** start **

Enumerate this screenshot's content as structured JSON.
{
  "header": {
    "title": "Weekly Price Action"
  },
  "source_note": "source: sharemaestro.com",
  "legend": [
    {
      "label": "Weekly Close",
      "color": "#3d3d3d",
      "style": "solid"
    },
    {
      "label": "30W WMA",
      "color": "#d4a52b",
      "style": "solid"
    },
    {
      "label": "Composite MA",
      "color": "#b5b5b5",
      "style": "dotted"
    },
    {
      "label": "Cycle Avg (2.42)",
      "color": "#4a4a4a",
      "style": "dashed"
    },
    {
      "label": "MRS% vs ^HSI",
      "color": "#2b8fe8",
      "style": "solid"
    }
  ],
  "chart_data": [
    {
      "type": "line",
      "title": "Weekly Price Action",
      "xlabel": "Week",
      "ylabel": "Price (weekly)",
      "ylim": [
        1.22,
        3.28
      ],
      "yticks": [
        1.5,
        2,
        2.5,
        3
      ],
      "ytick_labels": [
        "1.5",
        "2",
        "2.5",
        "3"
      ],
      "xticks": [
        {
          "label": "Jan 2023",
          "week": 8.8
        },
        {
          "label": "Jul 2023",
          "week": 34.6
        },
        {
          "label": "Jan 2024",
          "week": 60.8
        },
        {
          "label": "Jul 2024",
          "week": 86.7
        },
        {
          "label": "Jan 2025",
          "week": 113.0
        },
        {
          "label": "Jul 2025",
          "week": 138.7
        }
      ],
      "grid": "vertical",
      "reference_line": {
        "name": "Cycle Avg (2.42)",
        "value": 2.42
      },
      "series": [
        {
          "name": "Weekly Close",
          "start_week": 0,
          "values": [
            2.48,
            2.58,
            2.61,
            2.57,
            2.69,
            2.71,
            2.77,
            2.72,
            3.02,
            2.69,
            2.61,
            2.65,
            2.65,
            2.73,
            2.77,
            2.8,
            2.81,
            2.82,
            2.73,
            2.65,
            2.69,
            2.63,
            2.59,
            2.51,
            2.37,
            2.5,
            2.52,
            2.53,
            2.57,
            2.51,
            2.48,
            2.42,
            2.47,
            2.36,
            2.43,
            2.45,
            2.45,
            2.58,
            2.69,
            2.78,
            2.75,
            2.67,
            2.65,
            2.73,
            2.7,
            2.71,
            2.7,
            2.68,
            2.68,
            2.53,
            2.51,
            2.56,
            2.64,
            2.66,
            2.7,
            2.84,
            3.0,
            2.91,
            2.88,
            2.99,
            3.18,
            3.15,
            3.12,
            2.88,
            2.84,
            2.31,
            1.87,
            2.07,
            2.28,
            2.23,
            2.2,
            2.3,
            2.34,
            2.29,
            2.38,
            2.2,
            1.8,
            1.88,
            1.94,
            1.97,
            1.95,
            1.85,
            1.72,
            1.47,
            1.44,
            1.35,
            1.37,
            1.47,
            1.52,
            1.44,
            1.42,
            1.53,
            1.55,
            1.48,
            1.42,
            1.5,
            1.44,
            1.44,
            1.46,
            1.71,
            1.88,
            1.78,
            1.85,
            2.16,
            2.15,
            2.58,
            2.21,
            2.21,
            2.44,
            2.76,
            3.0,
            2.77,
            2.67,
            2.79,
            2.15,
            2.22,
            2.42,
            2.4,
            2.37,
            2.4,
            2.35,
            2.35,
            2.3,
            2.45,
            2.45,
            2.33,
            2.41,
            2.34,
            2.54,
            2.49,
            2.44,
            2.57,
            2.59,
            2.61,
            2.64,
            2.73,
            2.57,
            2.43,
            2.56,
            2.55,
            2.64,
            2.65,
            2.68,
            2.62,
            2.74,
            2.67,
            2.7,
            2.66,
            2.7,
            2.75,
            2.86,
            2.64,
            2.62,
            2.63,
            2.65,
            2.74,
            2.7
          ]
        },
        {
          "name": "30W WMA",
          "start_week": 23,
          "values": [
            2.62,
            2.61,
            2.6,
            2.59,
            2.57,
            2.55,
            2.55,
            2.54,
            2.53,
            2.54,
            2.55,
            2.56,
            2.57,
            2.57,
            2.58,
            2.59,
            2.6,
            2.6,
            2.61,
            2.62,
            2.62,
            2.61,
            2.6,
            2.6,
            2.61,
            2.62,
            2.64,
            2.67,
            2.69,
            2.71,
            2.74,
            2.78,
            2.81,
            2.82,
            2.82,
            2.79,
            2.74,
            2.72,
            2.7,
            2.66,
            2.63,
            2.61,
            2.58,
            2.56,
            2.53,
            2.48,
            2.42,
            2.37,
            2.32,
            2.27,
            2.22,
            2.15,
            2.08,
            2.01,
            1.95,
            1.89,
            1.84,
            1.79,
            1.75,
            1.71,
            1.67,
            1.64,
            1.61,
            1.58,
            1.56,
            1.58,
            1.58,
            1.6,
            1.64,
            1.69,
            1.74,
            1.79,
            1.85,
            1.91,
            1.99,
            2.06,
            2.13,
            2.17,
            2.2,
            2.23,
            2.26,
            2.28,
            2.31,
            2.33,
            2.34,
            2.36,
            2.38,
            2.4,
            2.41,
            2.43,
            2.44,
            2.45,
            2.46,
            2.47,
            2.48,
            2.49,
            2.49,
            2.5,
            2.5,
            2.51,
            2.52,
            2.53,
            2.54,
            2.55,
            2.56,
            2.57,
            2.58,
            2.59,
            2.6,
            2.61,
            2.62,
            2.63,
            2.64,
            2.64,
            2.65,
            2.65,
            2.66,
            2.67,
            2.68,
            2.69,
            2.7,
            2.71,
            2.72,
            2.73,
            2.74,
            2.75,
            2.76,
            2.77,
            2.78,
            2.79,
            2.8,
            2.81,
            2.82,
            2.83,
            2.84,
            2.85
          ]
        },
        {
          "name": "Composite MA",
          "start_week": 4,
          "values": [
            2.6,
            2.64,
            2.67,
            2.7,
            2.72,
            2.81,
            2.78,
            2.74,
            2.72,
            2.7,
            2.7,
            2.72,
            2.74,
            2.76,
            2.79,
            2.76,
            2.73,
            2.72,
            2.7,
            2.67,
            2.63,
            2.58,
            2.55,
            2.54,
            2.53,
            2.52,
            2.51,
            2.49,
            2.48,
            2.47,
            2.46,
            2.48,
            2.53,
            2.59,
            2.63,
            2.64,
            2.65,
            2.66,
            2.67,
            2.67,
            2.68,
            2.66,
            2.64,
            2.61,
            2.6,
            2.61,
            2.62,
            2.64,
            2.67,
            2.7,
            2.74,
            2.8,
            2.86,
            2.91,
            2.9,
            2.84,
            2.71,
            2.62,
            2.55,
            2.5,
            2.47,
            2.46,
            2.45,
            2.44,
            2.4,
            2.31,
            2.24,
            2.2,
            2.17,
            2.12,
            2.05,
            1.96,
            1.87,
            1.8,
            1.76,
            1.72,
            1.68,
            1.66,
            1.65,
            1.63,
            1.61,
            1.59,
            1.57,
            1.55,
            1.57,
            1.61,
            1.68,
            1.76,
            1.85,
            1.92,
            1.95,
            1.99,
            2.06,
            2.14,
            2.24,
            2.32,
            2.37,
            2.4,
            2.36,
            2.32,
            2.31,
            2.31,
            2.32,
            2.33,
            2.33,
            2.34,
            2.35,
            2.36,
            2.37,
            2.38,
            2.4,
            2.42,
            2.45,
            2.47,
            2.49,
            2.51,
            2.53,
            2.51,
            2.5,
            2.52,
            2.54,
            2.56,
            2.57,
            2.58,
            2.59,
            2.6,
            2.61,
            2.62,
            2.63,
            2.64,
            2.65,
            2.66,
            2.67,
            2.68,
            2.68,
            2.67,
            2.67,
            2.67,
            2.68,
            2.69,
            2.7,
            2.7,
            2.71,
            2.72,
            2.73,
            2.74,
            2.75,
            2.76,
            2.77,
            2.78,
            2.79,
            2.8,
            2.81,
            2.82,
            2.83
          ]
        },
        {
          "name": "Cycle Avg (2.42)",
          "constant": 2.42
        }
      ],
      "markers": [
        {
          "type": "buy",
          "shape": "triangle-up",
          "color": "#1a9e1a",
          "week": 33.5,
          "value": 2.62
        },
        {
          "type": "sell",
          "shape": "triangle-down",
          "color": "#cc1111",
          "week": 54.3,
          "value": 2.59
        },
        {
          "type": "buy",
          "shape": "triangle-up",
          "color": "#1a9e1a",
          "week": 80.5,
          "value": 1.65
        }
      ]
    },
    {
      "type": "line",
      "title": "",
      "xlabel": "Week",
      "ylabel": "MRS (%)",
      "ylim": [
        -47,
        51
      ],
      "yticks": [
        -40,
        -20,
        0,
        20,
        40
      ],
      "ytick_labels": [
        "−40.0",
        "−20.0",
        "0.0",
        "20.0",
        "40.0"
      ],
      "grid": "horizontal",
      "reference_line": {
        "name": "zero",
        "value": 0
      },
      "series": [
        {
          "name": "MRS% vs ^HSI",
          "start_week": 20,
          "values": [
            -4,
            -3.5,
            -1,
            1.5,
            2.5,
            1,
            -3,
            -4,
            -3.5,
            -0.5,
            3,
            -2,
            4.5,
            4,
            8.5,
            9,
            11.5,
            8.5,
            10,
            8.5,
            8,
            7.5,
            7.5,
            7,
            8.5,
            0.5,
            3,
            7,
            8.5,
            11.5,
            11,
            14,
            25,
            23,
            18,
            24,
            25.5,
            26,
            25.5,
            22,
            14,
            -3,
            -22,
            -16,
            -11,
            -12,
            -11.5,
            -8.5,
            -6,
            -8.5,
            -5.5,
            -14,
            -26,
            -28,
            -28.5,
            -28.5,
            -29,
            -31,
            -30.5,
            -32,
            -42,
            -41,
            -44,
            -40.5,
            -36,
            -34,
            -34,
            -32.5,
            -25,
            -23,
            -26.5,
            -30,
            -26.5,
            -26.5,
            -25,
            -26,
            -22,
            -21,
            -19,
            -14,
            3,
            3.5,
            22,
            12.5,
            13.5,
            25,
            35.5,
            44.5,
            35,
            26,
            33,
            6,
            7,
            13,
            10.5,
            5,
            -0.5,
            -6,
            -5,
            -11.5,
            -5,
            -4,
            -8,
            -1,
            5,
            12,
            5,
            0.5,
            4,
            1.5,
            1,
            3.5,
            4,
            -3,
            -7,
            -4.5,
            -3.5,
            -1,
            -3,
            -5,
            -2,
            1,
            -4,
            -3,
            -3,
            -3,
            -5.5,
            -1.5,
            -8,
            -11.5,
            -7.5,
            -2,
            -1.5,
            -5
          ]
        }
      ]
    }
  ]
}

** end **

▸ INSTRUCTION
In the listing above, find the lines holding the word "color" and copy them.

▸ RESULT OF THE EXERCISE
      "color": "#3d3d3d",
      "color": "#d4a52b",
      "color": "#b5b5b5",
      "color": "#4a4a4a",
      "color": "#2b8fe8",
          "color": "#1a9e1a",
          "color": "#cc1111",
          "color": "#1a9e1a",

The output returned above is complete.